TASK
Write out the whole of the material exactly.

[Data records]

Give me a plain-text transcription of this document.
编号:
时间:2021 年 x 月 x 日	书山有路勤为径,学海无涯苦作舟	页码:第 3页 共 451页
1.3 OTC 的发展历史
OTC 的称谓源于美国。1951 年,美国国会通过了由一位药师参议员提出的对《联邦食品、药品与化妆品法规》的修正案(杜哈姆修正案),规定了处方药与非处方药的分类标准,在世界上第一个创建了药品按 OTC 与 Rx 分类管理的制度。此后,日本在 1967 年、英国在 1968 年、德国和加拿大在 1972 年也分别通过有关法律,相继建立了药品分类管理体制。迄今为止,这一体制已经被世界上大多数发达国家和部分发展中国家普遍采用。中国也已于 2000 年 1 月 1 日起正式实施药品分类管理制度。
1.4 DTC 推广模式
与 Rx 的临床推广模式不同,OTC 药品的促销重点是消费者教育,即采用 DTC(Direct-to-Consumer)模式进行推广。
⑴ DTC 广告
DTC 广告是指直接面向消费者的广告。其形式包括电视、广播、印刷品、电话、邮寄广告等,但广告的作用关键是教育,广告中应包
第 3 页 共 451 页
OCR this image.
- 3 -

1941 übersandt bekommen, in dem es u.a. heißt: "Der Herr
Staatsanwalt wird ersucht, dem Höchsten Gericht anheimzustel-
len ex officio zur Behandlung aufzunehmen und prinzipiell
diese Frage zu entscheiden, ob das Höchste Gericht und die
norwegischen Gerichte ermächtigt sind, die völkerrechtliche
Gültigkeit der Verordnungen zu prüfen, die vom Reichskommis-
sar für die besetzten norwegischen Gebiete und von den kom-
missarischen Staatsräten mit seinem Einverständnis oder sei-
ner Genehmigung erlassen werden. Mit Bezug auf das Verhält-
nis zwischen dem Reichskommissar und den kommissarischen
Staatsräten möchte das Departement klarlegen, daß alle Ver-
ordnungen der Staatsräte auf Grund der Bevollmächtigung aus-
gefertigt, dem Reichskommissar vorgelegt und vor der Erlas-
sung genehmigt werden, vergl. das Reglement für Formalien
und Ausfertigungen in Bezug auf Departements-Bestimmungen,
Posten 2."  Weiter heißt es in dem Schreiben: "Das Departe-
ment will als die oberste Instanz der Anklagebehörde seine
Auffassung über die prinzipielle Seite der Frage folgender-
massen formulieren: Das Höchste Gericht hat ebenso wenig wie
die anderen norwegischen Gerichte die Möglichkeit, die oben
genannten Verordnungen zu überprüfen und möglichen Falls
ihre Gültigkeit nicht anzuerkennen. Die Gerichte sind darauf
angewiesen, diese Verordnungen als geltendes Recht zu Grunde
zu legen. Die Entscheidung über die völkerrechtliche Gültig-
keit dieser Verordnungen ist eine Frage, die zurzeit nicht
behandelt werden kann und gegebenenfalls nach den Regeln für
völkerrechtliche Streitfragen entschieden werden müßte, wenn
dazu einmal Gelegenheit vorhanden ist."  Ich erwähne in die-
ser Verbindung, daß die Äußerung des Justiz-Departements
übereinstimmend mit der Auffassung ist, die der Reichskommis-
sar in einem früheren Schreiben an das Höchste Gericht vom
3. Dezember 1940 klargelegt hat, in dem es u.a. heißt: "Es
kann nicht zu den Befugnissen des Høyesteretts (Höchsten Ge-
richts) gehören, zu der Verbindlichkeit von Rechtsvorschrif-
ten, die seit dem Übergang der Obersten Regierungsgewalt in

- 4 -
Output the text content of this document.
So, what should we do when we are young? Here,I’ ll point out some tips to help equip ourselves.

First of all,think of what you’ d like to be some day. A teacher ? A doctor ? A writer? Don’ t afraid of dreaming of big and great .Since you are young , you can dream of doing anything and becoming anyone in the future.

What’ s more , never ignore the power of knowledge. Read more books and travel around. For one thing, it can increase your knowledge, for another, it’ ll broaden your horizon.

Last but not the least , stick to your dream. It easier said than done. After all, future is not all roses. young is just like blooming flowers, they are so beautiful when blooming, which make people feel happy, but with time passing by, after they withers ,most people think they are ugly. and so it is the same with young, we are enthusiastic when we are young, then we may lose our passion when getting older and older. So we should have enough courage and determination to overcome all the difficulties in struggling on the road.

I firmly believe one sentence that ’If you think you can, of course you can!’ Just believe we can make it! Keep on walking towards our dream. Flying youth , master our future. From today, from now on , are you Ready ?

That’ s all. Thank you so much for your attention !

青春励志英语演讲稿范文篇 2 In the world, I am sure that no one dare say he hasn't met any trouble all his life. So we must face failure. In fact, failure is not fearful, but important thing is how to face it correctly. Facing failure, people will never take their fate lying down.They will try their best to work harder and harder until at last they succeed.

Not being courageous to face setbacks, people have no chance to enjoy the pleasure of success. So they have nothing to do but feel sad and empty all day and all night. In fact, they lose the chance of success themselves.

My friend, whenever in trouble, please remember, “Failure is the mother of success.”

TASK RESULT
Give me a plain-text transcription of this document.
编号:
时间:2021 年 x 月 x 日	书山有路勤为径,学海无涯苦作舟	页码:第 3页 共 451页
1.3 OTC 的发展历史
OTC 的称谓源于美国。1951 年,美国国会通过了由一位药师参议员提出的对《联邦食品、药品与化妆品法规》的修正案(杜哈姆修正案),规定了处方药与非处方药的分类标准,在世界上第一个创建了药品按 OTC 与 Rx 分类管理的制度。此后,日本在 1967 年、英国在 1968 年、德国和加拿大在 1972 年也分别通过有关法律,相继建立了药品分类管理体制。迄今为止,这一体制已经被世界上大多数发达国家和部分发展中国家普遍采用。中国也已于 2000 年 1 月 1 日起正式实施药品分类管理制度。
1.4 DTC 推广模式
与 Rx 的临床推广模式不同,OTC 药品的促销重点是消费者教育,即采用 DTC(Direct-to-Consumer)模式进行推广。
⑴ DTC 广告
DTC 广告是指直接面向消费者的广告。其形式包括电视、广播、印刷品、电话、邮寄广告等,但广告的作用关键是教育,广告中应包
第 3 页 共 451 页
OCR this image.
- 3 -

1941 übersandt bekommen, in dem es u.a. heißt: "Der Herr
Staatsanwalt wird ersucht, dem Höchsten Gericht anheimzustel-
len ex officio zur Behandlung aufzunehmen und prinzipiell
diese Frage zu entscheiden, ob das Höchste Gericht und die
norwegischen Gerichte ermächtigt sind, die völkerrechtliche
Gültigkeit der Verordnungen zu prüfen, die vom Reichskommis-
sar für die besetzten norwegischen Gebiete und von den kom-
missarischen Staatsräten mit seinem Einverständnis oder sei-
ner Genehmigung erlassen werden. Mit Bezug auf das Verhält-
nis zwischen dem Reichskommissar und den kommissarischen
Staatsräten möchte das Departement klarlegen, daß alle Ver-
ordnungen der Staatsräte auf Grund der Bevollmächtigung aus-
gefertigt, dem Reichskommissar vorgelegt und vor der Erlas-
sung genehmigt werden, vergl. das Reglement für Formalien
und Ausfertigungen in Bezug auf Departements-Bestimmungen,
Posten 2."  Weiter heißt es in dem Schreiben: "Das Departe-
ment will als die oberste Instanz der Anklagebehörde seine
Auffassung über die prinzipielle Seite der Frage folgender-
massen formulieren: Das Höchste Gericht hat ebenso wenig wie
die anderen norwegischen Gerichte die Möglichkeit, die oben
genannten Verordnungen zu überprüfen und möglichen Falls
ihre Gültigkeit nicht anzuerkennen. Die Gerichte sind darauf
angewiesen, diese Verordnungen als geltendes Recht zu Grunde
zu legen. Die Entscheidung über die völkerrechtliche Gültig-
keit dieser Verordnungen ist eine Frage, die zurzeit nicht
behandelt werden kann und gegebenenfalls nach den Regeln für
völkerrechtliche Streitfragen entschieden werden müßte, wenn
dazu einmal Gelegenheit vorhanden ist."  Ich erwähne in die-
ser Verbindung, daß die Äußerung des Justiz-Departements
übereinstimmend mit der Auffassung ist, die der Reichskommis-
sar in einem früheren Schreiben an das Höchste Gericht vom
3. Dezember 1940 klargelegt hat, in dem es u.a. heißt: "Es
kann nicht zu den Befugnissen des Høyesteretts (Höchsten Ge-
richts) gehören, zu der Verbindlichkeit von Rechtsvorschrif-
ten, die seit dem Übergang der Obersten Regierungsgewalt in

- 4 -
Output the text content of this document.
So, what should we do when we are young? Here,I’ ll point out some tips to help equip ourselves.

First of all,think of what you’ d like to be some day. A teacher ? A doctor ? A writer? Don’ t afraid of dreaming of big and great .Since you are young , you can dream of doing anything and becoming anyone in the future.

What’ s more , never ignore the power of knowledge. Read more books and travel around. For one thing, it can increase your knowledge, for another, it’ ll broaden your horizon.

Last but not the least , stick to your dream. It easier said than done. After all, future is not all roses. young is just like blooming flowers, they are so beautiful when blooming, which make people feel happy, but with time passing by, after they withers ,most people think they are ugly. and so it is the same with young, we are enthusiastic when we are young, then we may lose our passion when getting older and older. So we should have enough courage and determination to overcome all the difficulties in struggling on the road.

I firmly believe one sentence that ’If you think you can, of course you can!’ Just believe we can make it! Keep on walking towards our dream. Flying youth , master our future. From today, from now on , are you Ready ?

That’ s all. Thank you so much for your attention !

青春励志英语演讲稿范文篇 2 In the world, I am sure that no one dare say he hasn't met any trouble all his life. So we must face failure. In fact, failure is not fearful, but important thing is how to face it correctly. Facing failure, people will never take their fate lying down.They will try their best to work harder and harder until at last they succeed.

Not being courageous to face setbacks, people have no chance to enjoy the pleasure of success. So they have nothing to do but feel sad and empty all day and all night. In fact, they lose the chance of success themselves.

My friend, whenever in trouble, please remember, “Failure is the mother of success.”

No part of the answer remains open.